_Required task:_ In the entries that follow, how many lines contain the word "Controller"? Answer with the number only.

··· Records for this exercise

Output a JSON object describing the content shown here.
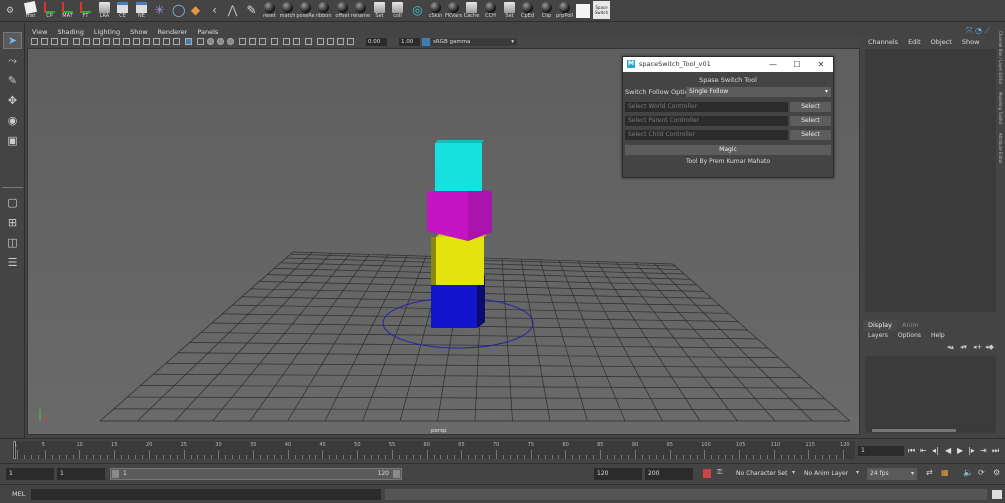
{
  "shelf": {
    "items": [
      {
        "label": "Hist",
        "icon": "history-icon"
      },
      {
        "label": "CP",
        "icon": "axis-icon"
      },
      {
        "label": "MAT",
        "icon": "axis-icon"
      },
      {
        "label": "FT",
        "icon": "axis-icon"
      },
      {
        "label": "LRA",
        "icon": "doc-icon"
      },
      {
        "label": "CE",
        "icon": "window-icon"
      },
      {
        "label": "NE",
        "icon": "window-icon"
      },
      {
        "label": "",
        "icon": "star-icon"
      },
      {
        "label": "",
        "icon": "circle-icon"
      },
      {
        "label": "",
        "icon": "diamond-icon"
      },
      {
        "label": "",
        "icon": "chevron-icon"
      },
      {
        "label": "",
        "icon": "joint-icon"
      },
      {
        "label": "",
        "icon": "paint-icon"
      },
      {
        "label": "reset",
        "icon": "ball-icon"
      },
      {
        "label": "match",
        "icon": "ball-icon"
      },
      {
        "label": "poseRe",
        "icon": "ball-icon"
      },
      {
        "label": "ribbon",
        "icon": "ball-icon"
      },
      {
        "label": "offset",
        "icon": "ball-icon"
      },
      {
        "label": "rename",
        "icon": "ball-icon"
      },
      {
        "label": "Set",
        "icon": "doc-icon"
      },
      {
        "label": "coll",
        "icon": "doc-icon"
      },
      {
        "label": "",
        "icon": "target-icon"
      },
      {
        "label": "cSkin",
        "icon": "ball-icon"
      },
      {
        "label": "FKVars",
        "icon": "ball-icon"
      },
      {
        "label": "Cache",
        "icon": "image-icon"
      },
      {
        "label": "CCH",
        "icon": "ball-icon"
      },
      {
        "label": "Set",
        "icon": "doc-icon"
      },
      {
        "label": "CpEd",
        "icon": "ball-icon"
      },
      {
        "label": "Clip",
        "icon": "ball-icon"
      },
      {
        "label": "prpPoll",
        "icon": "ball-icon"
      },
      {
        "label": "",
        "icon": "blank-icon"
      },
      {
        "label": "Space Switch",
        "icon": "space-switch-icon"
      }
    ]
  },
  "panel_menu": [
    "View",
    "Shading",
    "Lighting",
    "Show",
    "Renderer",
    "Panels"
  ],
  "panel_toolbar": {
    "exposure": "0.00",
    "gamma": "1.00",
    "color_space": "sRGB gamma"
  },
  "viewport": {
    "camera": "persp"
  },
  "channel_box": {
    "menu": [
      "Channels",
      "Edit",
      "Object",
      "Show"
    ]
  },
  "layer_editor": {
    "tabs": [
      "Display",
      "Anim"
    ],
    "menu": [
      "Layers",
      "Options",
      "Help"
    ]
  },
  "right_strip": {
    "labels": [
      "Channel Box / Layer Editor",
      "Modeling Toolkit",
      "Attribute Editor"
    ]
  },
  "time_slider": {
    "ticks": [
      "1",
      "5",
      "10",
      "15",
      "20",
      "25",
      "30",
      "35",
      "40",
      "45",
      "50",
      "55",
      "60",
      "65",
      "70",
      "75",
      "80",
      "85",
      "90",
      "95",
      "100",
      "105",
      "110",
      "115",
      "120"
    ],
    "current_frame": "1"
  },
  "range_slider": {
    "start": "1",
    "playback_start": "1",
    "bar_start": "1",
    "bar_end": "120",
    "playback_end": "120",
    "end": "200",
    "character_set": "No Character Set",
    "anim_layer": "No Anim Layer",
    "fps": "24 fps"
  },
  "command_line": {
    "label": "MEL"
  },
  "dialog": {
    "title": "spaceSwitch_Tool_v01",
    "icon_letter": "M",
    "header": "Spase Switch Tool",
    "switch_label": "Switch Follow Option",
    "switch_value": "Single Follow",
    "world_placeholder": "Select World Controller",
    "parent_placeholder": "Select Parent Controller",
    "child_placeholder": "Select Child Controller",
    "select_label": "Select",
    "magic_label": "Magic",
    "credit": "Tool By Prem Kumar Mahato"
  },
  "colors": {
    "cube_top": "#16e0e0",
    "cube_second": "#c414c4",
    "cube_third": "#e3e30f",
    "cube_bottom": "#1414cc",
    "maya_accent": "#2aa8c8"
  }
}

······

_Response:_ 3